_Stored records_:
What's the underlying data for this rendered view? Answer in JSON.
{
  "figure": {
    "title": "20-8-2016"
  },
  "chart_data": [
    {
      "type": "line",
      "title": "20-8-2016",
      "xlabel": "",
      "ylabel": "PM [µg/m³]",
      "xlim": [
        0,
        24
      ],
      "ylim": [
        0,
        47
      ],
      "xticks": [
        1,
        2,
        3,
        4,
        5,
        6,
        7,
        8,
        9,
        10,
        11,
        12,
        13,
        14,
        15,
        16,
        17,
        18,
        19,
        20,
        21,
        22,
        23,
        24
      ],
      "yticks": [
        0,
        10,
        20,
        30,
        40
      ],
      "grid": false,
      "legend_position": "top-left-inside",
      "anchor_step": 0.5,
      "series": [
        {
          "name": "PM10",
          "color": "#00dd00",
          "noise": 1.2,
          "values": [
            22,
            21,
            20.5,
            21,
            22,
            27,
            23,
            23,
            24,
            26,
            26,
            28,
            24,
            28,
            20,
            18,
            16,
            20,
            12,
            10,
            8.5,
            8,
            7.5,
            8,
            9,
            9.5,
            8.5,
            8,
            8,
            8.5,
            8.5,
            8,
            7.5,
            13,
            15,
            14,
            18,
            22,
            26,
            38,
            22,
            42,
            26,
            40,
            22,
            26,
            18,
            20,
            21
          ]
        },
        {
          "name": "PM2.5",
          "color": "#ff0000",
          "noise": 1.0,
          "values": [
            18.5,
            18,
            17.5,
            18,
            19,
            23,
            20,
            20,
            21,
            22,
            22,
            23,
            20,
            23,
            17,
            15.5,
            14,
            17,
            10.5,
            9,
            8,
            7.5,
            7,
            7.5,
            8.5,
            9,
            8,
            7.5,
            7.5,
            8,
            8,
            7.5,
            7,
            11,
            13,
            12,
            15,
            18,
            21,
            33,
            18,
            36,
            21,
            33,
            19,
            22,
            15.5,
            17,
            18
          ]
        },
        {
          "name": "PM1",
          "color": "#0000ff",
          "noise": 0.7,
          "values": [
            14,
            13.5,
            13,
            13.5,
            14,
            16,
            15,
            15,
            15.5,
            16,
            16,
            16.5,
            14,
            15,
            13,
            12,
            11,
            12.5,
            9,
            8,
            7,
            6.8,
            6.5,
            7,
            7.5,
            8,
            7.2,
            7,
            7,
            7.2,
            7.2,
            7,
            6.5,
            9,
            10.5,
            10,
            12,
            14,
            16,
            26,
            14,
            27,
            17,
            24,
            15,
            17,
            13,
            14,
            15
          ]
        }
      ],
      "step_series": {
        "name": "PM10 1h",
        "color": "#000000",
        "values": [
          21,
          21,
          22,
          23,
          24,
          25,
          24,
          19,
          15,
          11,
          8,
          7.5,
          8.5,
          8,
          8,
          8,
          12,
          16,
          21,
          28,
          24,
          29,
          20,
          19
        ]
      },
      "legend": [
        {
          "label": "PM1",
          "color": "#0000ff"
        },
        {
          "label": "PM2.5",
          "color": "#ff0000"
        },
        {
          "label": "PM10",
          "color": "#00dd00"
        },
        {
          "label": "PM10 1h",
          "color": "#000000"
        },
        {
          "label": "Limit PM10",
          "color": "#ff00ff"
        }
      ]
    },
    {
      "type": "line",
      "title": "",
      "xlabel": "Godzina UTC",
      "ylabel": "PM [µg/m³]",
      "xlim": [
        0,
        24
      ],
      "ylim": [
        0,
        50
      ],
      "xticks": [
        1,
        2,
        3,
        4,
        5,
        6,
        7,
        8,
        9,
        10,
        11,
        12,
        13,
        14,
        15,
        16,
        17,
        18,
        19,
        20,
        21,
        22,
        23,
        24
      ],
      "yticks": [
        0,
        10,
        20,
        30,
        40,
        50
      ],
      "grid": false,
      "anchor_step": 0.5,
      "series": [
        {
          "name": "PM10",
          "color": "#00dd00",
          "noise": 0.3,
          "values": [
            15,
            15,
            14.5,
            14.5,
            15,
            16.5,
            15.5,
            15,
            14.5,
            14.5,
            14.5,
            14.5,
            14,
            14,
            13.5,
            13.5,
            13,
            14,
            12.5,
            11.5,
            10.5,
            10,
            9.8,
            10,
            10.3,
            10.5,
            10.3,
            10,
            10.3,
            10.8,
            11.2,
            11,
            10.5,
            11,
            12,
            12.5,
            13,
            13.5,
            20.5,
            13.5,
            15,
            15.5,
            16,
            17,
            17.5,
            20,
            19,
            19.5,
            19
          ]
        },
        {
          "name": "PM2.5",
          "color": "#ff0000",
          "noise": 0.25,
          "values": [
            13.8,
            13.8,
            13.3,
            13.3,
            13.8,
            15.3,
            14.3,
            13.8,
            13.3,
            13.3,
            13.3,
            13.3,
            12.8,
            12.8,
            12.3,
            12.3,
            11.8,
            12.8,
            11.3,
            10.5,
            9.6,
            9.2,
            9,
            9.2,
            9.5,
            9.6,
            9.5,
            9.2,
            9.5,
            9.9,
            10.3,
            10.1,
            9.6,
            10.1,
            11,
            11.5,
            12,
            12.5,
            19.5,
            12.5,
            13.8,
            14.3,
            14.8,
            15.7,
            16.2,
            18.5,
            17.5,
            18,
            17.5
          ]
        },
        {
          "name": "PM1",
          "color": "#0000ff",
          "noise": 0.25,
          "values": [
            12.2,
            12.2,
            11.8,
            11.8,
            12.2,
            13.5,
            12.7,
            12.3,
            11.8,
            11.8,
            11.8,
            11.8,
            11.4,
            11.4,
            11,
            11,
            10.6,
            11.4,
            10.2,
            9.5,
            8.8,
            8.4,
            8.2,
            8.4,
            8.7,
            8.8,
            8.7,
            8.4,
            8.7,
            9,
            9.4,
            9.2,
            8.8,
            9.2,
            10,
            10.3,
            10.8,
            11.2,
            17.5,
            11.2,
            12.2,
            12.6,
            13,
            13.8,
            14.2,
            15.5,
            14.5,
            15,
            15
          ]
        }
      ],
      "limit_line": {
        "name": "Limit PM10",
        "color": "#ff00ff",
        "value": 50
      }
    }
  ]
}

_The problem_: Write the listing out again, exactly as shown above.

_Full output_:
What's the underlying data for this rendered view? Answer in JSON.
{
  "figure": {
    "title": "20-8-2016"
  },
  "chart_data": [
    {
      "type": "line",
      "title": "20-8-2016",
      "xlabel": "",
      "ylabel": "PM [µg/m³]",
      "xlim": [
        0,
        24
      ],
      "ylim": [
        0,
        47
      ],
      "xticks": [
        1,
        2,
        3,
        4,
        5,
        6,
        7,
        8,
        9,
        10,
        11,
        12,
        13,
        14,
        15,
        16,
        17,
        18,
        19,
        20,
        21,
        22,
        23,
        24
      ],
      "yticks": [
        0,
        10,
        20,
        30,
        40
      ],
      "grid": false,
      "legend_position": "top-left-inside",
      "anchor_step": 0.5,
      "series": [
        {
          "name": "PM10",
          "color": "#00dd00",
          "noise": 1.2,
          "values": [
            22,
            21,
            20.5,
            21,
            22,
            27,
            23,
            23,
            24,
            26,
            26,
            28,
            24,
            28,
            20,
            18,
            16,
            20,
            12,
            10,
            8.5,
            8,
            7.5,
            8,
            9,
            9.5,
            8.5,
            8,
            8,
            8.5,
            8.5,
            8,
            7.5,
            13,
            15,
            14,
            18,
            22,
            26,
            38,
            22,
            42,
            26,
            40,
            22,
            26,
            18,
            20,
            21
          ]
        },
        {
          "name": "PM2.5",
          "color": "#ff0000",
          "noise": 1.0,
          "values": [
            18.5,
            18,
            17.5,
            18,
            19,
            23,
            20,
            20,
            21,
            22,
            22,
            23,
            20,
            23,
            17,
            15.5,
            14,
            17,
            10.5,
            9,
            8,
            7.5,
            7,
            7.5,
            8.5,
            9,
            8,
            7.5,
            7.5,
            8,
            8,
            7.5,
            7,
            11,
            13,
            12,
            15,
            18,
            21,
            33,
            18,
            36,
            21,
            33,
            19,
            22,
            15.5,
            17,
            18
          ]
        },
        {
          "name": "PM1",
          "color": "#0000ff",
          "noise": 0.7,
          "values": [
            14,
            13.5,
            13,
            13.5,
            14,
            16,
            15,
            15,
            15.5,
            16,
            16,
            16.5,
            14,
            15,
            13,
            12,
            11,
            12.5,
            9,
            8,
            7,
            6.8,
            6.5,
            7,
            7.5,
            8,
            7.2,
            7,
            7,
            7.2,
            7.2,
            7,
            6.5,
            9,
            10.5,
            10,
            12,
            14,
            16,
            26,
            14,
            27,
            17,
            24,
            15,
            17,
            13,
            14,
            15
          ]
        }
      ],
      "step_series": {
        "name": "PM10 1h",
        "color": "#000000",
        "values": [
          21,
          21,
          22,
          23,
          24,
          25,
          24,
          19,
          15,
          11,
          8,
          7.5,
          8.5,
          8,
          8,
          8,
          12,
          16,
          21,
          28,
          24,
          29,
          20,
          19
        ]
      },
      "legend": [
        {
          "label": "PM1",
          "color": "#0000ff"
        },
        {
          "label": "PM2.5",
          "color": "#ff0000"
        },
        {
          "label": "PM10",
          "color": "#00dd00"
        },
        {
          "label": "PM10 1h",
          "color": "#000000"
        },
        {
          "label": "Limit PM10",
          "color": "#ff00ff"
        }
      ]
    },
    {
      "type": "line",
      "title": "",
      "xlabel": "Godzina UTC",
      "ylabel": "PM [µg/m³]",
      "xlim": [
        0,
        24
      ],
      "ylim": [
        0,
        50
      ],
      "xticks": [
        1,
        2,
        3,
        4,
        5,
        6,
        7,
        8,
        9,
        10,
        11,
        12,
        13,
        14,
        15,
        16,
        17,
        18,
        19,
        20,
        21,
        22,
        23,
        24
      ],
      "yticks": [
        0,
        10,
        20,
        30,
        40,
        50
      ],
      "grid": false,
      "anchor_step": 0.5,
      "series": [
        {
          "name": "PM10",
          "color": "#00dd00",
          "noise": 0.3,
          "values": [
            15,
            15,
            14.5,
            14.5,
            15,
            16.5,
            15.5,
            15,
            14.5,
            14.5,
            14.5,
            14.5,
            14,
            14,
            13.5,
            13.5,
            13,
            14,
            12.5,
            11.5,
            10.5,
            10,
            9.8,
            10,
            10.3,
            10.5,
            10.3,
            10,
            10.3,
            10.8,
            11.2,
            11,
            10.5,
            11,
            12,
            12.5,
            13,
            13.5,
            20.5,
            13.5,
            15,
            15.5,
            16,
            17,
            17.5,
            20,
            19,
            19.5,
            19
          ]
        },
        {
          "name": "PM2.5",
          "color": "#ff0000",
          "noise": 0.25,
          "values": [
            13.8,
            13.8,
            13.3,
            13.3,
            13.8,
            15.3,
            14.3,
            13.8,
            13.3,
            13.3,
            13.3,
            13.3,
            12.8,
            12.8,
            12.3,
            12.3,
            11.8,
            12.8,
            11.3,
            10.5,
            9.6,
            9.2,
            9,
            9.2,
            9.5,
            9.6,
            9.5,
            9.2,
            9.5,
            9.9,
            10.3,
            10.1,
            9.6,
            10.1,
            11,
            11.5,
            12,
            12.5,
            19.5,
            12.5,
            13.8,
            14.3,
            14.8,
            15.7,
            16.2,
            18.5,
            17.5,
            18,
            17.5
          ]
        },
        {
          "name": "PM1",
          "color": "#0000ff",
          "noise": 0.25,
          "values": [
            12.2,
            12.2,
            11.8,
            11.8,
            12.2,
            13.5,
            12.7,
            12.3,
            11.8,
            11.8,
            11.8,
            11.8,
            11.4,
            11.4,
            11,
            11,
            10.6,
            11.4,
            10.2,
            9.5,
            8.8,
            8.4,
            8.2,
            8.4,
            8.7,
            8.8,
            8.7,
            8.4,
            8.7,
            9,
            9.4,
            9.2,
            8.8,
            9.2,
            10,
            10.3,
            10.8,
            11.2,
            17.5,
            11.2,
            12.2,
            12.6,
            13,
            13.8,
            14.2,
            15.5,
            14.5,
            15,
            15
          ]
        }
      ],
      "limit_line": {
        "name": "Limit PM10",
        "color": "#ff00ff",
        "value": 50
      }
    }
  ]
}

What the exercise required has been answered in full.